Data for this task:
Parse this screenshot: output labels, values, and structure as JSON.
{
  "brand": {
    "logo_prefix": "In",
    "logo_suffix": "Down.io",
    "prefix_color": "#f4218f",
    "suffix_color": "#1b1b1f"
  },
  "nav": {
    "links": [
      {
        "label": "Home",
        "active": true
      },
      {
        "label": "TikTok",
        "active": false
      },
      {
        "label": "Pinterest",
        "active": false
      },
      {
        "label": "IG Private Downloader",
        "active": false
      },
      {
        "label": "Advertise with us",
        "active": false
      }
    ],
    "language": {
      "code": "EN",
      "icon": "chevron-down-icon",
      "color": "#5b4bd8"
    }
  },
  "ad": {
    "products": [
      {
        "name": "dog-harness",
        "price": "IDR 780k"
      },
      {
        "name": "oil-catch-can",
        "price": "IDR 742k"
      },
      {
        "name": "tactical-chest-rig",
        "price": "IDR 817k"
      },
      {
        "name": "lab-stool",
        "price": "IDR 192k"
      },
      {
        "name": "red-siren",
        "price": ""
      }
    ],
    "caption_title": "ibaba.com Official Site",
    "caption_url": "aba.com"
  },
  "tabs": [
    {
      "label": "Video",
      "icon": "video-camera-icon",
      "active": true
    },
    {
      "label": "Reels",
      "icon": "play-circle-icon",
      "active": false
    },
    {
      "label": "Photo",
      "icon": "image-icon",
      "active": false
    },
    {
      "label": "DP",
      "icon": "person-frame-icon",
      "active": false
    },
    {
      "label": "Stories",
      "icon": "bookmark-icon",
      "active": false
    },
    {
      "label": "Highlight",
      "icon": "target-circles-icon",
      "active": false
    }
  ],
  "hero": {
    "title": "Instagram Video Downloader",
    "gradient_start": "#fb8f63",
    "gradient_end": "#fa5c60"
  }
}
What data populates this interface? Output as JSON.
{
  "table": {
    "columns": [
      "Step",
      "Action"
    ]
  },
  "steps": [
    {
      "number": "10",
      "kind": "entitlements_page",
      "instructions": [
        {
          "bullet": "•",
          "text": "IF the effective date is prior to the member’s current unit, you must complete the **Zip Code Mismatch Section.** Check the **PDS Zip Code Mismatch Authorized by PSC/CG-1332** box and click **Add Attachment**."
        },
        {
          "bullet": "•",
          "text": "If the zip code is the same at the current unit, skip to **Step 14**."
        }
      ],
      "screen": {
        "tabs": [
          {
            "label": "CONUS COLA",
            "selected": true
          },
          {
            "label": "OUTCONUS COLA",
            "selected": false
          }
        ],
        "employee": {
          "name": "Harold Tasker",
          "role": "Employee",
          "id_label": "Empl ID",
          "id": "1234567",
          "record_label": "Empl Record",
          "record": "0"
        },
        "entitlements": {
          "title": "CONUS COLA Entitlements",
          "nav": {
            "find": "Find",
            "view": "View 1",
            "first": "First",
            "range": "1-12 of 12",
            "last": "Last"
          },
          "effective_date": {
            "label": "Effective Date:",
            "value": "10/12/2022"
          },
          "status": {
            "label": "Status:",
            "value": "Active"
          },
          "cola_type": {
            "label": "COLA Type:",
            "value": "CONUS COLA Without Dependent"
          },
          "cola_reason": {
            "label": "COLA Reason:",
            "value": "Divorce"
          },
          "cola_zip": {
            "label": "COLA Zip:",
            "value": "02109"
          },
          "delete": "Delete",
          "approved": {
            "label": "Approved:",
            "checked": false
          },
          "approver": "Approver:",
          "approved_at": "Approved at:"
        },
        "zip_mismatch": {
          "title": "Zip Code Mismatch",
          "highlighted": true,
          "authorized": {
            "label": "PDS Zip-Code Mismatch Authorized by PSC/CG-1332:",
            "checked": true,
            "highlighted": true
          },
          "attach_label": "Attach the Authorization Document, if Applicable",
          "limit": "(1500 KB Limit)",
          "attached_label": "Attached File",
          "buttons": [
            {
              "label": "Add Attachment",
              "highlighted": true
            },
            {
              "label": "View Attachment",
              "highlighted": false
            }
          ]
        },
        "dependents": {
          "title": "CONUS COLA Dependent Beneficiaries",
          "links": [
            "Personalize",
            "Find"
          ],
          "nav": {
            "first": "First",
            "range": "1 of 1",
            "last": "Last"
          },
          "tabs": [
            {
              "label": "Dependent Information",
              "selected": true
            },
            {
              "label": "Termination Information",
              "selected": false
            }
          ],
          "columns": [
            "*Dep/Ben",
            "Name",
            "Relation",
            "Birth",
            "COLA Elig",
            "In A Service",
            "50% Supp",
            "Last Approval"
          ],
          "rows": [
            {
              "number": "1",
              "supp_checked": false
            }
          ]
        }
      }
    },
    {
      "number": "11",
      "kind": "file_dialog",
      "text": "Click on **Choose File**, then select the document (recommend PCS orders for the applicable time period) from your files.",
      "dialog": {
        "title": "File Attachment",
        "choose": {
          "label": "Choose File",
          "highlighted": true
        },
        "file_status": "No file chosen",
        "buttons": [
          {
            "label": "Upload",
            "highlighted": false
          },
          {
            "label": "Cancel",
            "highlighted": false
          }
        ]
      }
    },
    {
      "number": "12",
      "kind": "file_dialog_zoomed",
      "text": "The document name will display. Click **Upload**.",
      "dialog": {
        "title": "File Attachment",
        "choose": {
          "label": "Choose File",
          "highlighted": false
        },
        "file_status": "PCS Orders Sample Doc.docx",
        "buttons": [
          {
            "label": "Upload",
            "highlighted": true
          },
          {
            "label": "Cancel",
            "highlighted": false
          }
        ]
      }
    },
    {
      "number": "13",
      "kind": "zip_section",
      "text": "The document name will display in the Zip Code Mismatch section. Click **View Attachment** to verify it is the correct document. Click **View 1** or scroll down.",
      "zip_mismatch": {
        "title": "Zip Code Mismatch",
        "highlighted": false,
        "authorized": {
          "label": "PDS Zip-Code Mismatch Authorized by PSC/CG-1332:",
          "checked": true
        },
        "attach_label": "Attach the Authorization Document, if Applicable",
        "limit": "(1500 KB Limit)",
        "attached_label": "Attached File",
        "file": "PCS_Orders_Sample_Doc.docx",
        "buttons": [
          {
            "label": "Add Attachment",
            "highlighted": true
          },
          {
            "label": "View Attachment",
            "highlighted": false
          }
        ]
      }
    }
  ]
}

Objective:
Reproduce the listing shown above in its entirety, exactly.

Reply:
Parse this screenshot: output labels, values, and structure as JSON.
{
  "brand": {
    "logo_prefix": "In",
    "logo_suffix": "Down.io",
    "prefix_color": "#f4218f",
    "suffix_color": "#1b1b1f"
  },
  "nav": {
    "links": [
      {
        "label": "Home",
        "active": true
      },
      {
        "label": "TikTok",
        "active": false
      },
      {
        "label": "Pinterest",
        "active": false
      },
      {
        "label": "IG Private Downloader",
        "active": false
      },
      {
        "label": "Advertise with us",
        "active": false
      }
    ],
    "language": {
      "code": "EN",
      "icon": "chevron-down-icon",
      "color": "#5b4bd8"
    }
  },
  "ad": {
    "products": [
      {
        "name": "dog-harness",
        "price": "IDR 780k"
      },
      {
        "name": "oil-catch-can",
        "price": "IDR 742k"
      },
      {
        "name": "tactical-chest-rig",
        "price": "IDR 817k"
      },
      {
        "name": "lab-stool",
        "price": "IDR 192k"
      },
      {
        "name": "red-siren",
        "price": ""
      }
    ],
    "caption_title": "ibaba.com Official Site",
    "caption_url": "aba.com"
  },
  "tabs": [
    {
      "label": "Video",
      "icon": "video-camera-icon",
      "active": true
    },
    {
      "label": "Reels",
      "icon": "play-circle-icon",
      "active": false
    },
    {
      "label": "Photo",
      "icon": "image-icon",
      "active": false
    },
    {
      "label": "DP",
      "icon": "person-frame-icon",
      "active": false
    },
    {
      "label": "Stories",
      "icon": "bookmark-icon",
      "active": false
    },
    {
      "label": "Highlight",
      "icon": "target-circles-icon",
      "active": false
    }
  ],
  "hero": {
    "title": "Instagram Video Downloader",
    "gradient_start": "#fb8f63",
    "gradient_end": "#fa5c60"
  }
}
What data populates this interface? Output as JSON.
{
  "table": {
    "columns": [
      "Step",
      "Action"
    ]
  },
  "steps": [
    {
      "number": "10",
      "kind": "entitlements_page",
      "instructions": [
        {
          "bullet": "•",
          "text": "IF the effective date is prior to the member’s current unit, you must complete the **Zip Code Mismatch Section.** Check the **PDS Zip Code Mismatch Authorized by PSC/CG-1332** box and click **Add Attachment**."
        },
        {
          "bullet": "•",
          "text": "If the zip code is the same at the current unit, skip to **Step 14**."
        }
      ],
      "screen": {
        "tabs": [
          {
            "label": "CONUS COLA",
            "selected": true
          },
          {
            "label": "OUTCONUS COLA",
            "selected": false
          }
        ],
        "employee": {
          "name": "Harold Tasker",
          "role": "Employee",
          "id_label": "Empl ID",
          "id": "1234567",
          "record_label": "Empl Record",
          "record": "0"
        },
        "entitlements": {
          "title": "CONUS COLA Entitlements",
          "nav": {
            "find": "Find",
            "view": "View 1",
            "first": "First",
            "range": "1-12 of 12",
            "last": "Last"
          },
          "effective_date": {
            "label": "Effective Date:",
            "value": "10/12/2022"
          },
          "status": {
            "label": "Status:",
            "value": "Active"
          },
          "cola_type": {
            "label": "COLA Type:",
            "value": "CONUS COLA Without Dependent"
          },
          "cola_reason": {
            "label": "COLA Reason:",
            "value": "Divorce"
          },
          "cola_zip": {
            "label": "COLA Zip:",
            "value": "02109"
          },
          "delete": "Delete",
          "approved": {
            "label": "Approved:",
            "checked": false
          },
          "approver": "Approver:",
          "approved_at": "Approved at:"
        },
        "zip_mismatch": {
          "title": "Zip Code Mismatch",
          "highlighted": true,
          "authorized": {
            "label": "PDS Zip-Code Mismatch Authorized by PSC/CG-1332:",
            "checked": true,
            "highlighted": true
          },
          "attach_label": "Attach the Authorization Document, if Applicable",
          "limit": "(1500 KB Limit)",
          "attached_label": "Attached File",
          "buttons": [
            {
              "label": "Add Attachment",
              "highlighted": true
            },
            {
              "label": "View Attachment",
              "highlighted": false
            }
          ]
        },
        "dependents": {
          "title": "CONUS COLA Dependent Beneficiaries",
          "links": [
            "Personalize",
            "Find"
          ],
          "nav": {
            "first": "First",
            "range": "1 of 1",
            "last": "Last"
          },
          "tabs": [
            {
              "label": "Dependent Information",
              "selected": true
            },
            {
              "label": "Termination Information",
              "selected": false
            }
          ],
          "columns": [
            "*Dep/Ben",
            "Name",
            "Relation",
            "Birth",
            "COLA Elig",
            "In A Service",
            "50% Supp",
            "Last Approval"
          ],
          "rows": [
            {
              "number": "1",
              "supp_checked": false
            }
          ]
        }
      }
    },
    {
      "number": "11",
      "kind": "file_dialog",
      "text": "Click on **Choose File**, then select the document (recommend PCS orders for the applicable time period) from your files.",
      "dialog": {
        "title": "File Attachment",
        "choose": {
          "label": "Choose File",
          "highlighted": true
        },
        "file_status": "No file chosen",
        "buttons": [
          {
            "label": "Upload",
            "highlighted": false
          },
          {
            "label": "Cancel",
            "highlighted": false
          }
        ]
      }
    },
    {
      "number": "12",
      "kind": "file_dialog_zoomed",
      "text": "The document name will display. Click **Upload**.",
      "dialog": {
        "title": "File Attachment",
        "choose": {
          "label": "Choose File",
          "highlighted": false
        },
        "file_status": "PCS Orders Sample Doc.docx",
        "buttons": [
          {
            "label": "Upload",
            "highlighted": true
          },
          {
            "label": "Cancel",
            "highlighted": false
          }
        ]
      }
    },
    {
      "number": "13",
      "kind": "zip_section",
      "text": "The document name will display in the Zip Code Mismatch section. Click **View Attachment** to verify it is the correct document. Click **View 1** or scroll down.",
      "zip_mismatch": {
        "title": "Zip Code Mismatch",
        "highlighted": false,
        "authorized": {
          "label": "PDS Zip-Code Mismatch Authorized by PSC/CG-1332:",
          "checked": true
        },
        "attach_label": "Attach the Authorization Document, if Applicable",
        "limit": "(1500 KB Limit)",
        "attached_label": "Attached File",
        "file": "PCS_Orders_Sample_Doc.docx",
        "buttons": [
          {
            "label": "Add Attachment",
            "highlighted": true
          },
          {
            "label": "View Attachment",
            "highlighted": false
          }
        ]
      }
    }
  ]
}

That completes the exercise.